▸ WHAT IS BEING ASKED: Can you return, character for character, the part of the material that opens with the line containing "Output each element" and closes with the line containing "117, 124, 124]", both of those lines included, but without the pictures?

###

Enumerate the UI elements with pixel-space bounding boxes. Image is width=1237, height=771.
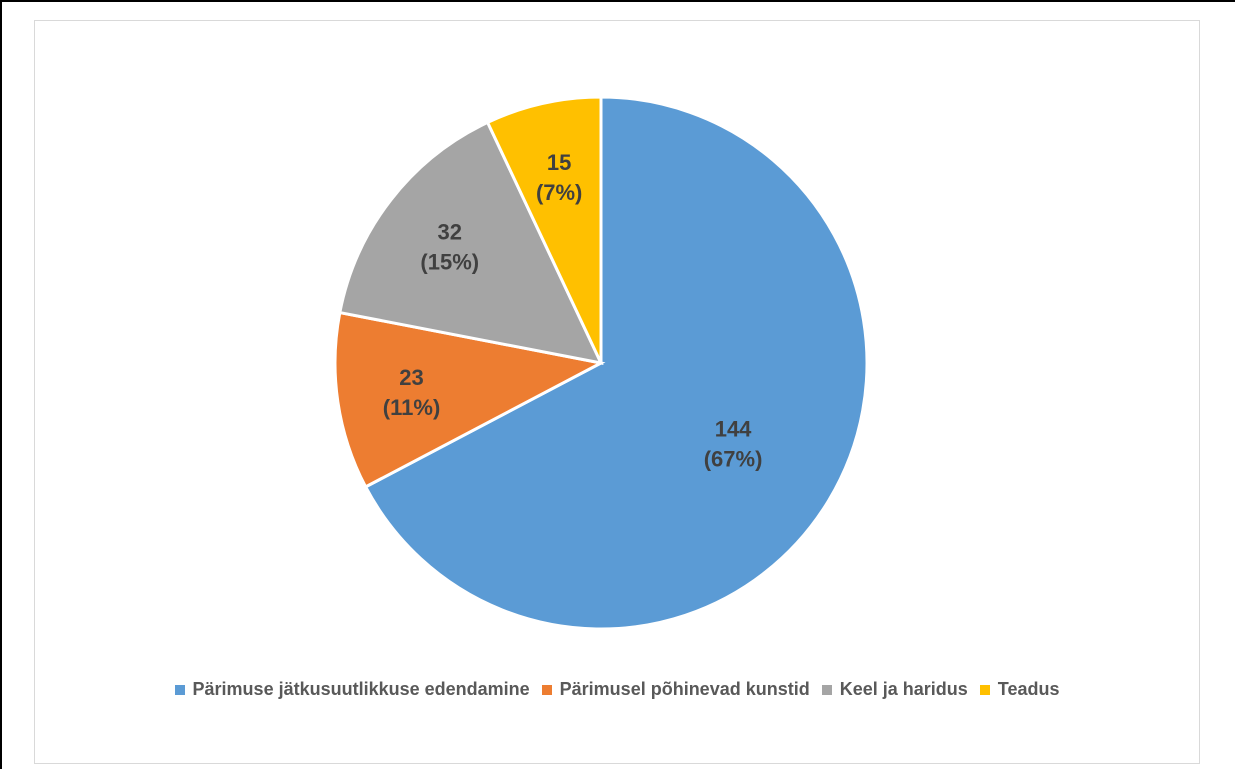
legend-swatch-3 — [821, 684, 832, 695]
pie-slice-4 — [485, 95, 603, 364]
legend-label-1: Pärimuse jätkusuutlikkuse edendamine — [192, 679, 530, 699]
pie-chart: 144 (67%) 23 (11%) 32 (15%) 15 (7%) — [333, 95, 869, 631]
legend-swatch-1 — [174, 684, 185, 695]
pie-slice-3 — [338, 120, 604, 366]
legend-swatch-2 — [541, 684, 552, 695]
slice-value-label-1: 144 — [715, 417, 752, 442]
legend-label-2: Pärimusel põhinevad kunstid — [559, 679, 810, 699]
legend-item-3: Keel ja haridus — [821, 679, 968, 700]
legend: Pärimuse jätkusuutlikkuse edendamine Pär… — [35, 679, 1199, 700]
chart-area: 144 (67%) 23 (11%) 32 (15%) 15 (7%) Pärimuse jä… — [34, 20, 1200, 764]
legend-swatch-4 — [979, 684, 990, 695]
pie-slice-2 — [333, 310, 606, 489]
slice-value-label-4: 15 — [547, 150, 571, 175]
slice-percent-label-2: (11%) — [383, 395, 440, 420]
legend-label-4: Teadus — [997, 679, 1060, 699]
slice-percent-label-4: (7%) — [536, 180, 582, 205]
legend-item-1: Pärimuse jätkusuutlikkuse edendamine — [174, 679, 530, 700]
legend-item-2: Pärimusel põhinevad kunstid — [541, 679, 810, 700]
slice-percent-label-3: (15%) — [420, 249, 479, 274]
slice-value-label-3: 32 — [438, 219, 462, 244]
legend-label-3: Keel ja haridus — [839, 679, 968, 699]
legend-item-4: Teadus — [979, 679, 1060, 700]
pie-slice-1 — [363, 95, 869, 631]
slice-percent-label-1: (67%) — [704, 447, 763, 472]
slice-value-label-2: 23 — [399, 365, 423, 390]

###

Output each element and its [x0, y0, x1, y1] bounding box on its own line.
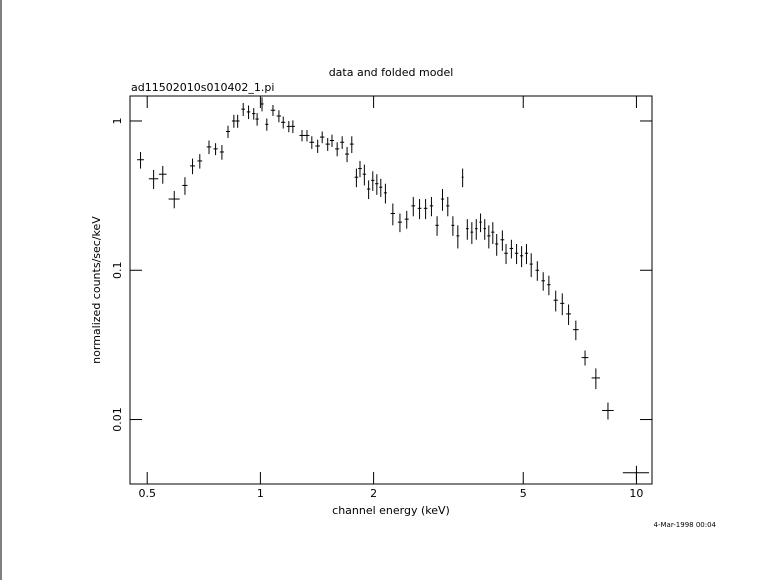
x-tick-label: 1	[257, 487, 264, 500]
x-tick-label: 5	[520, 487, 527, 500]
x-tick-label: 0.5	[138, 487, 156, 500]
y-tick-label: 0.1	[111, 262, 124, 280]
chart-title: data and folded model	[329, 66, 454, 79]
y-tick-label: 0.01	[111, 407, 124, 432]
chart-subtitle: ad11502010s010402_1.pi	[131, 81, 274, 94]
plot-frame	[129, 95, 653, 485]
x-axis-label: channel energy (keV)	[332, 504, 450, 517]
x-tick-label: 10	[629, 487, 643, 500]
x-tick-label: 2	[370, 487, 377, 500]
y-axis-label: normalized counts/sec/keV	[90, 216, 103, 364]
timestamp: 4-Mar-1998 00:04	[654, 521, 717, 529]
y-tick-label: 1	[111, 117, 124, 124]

###

▸ SOLUTION TO THIS TASK:
Output each element and its [x0, y0, x1, y1] bounding box on its own line.
x-tick-label: 1	[257, 487, 264, 500]
x-tick-label: 5	[520, 487, 527, 500]
x-tick-label: 0.5	[138, 487, 156, 500]
y-tick-label: 0.1	[111, 262, 124, 280]
chart-title: data and folded model	[329, 66, 454, 79]
y-tick-label: 0.01	[111, 407, 124, 432]
chart-subtitle: ad11502010s010402_1.pi	[131, 81, 274, 94]
plot-frame	[129, 95, 653, 485]
x-axis-label: channel energy (keV)	[332, 504, 450, 517]
x-tick-label: 10	[629, 487, 643, 500]
x-tick-label: 2	[370, 487, 377, 500]
y-axis-label: normalized counts/sec/keV	[90, 216, 103, 364]
timestamp: 4-Mar-1998 00:04	[654, 521, 717, 529]
y-tick-label: 1	[111, 117, 124, 124]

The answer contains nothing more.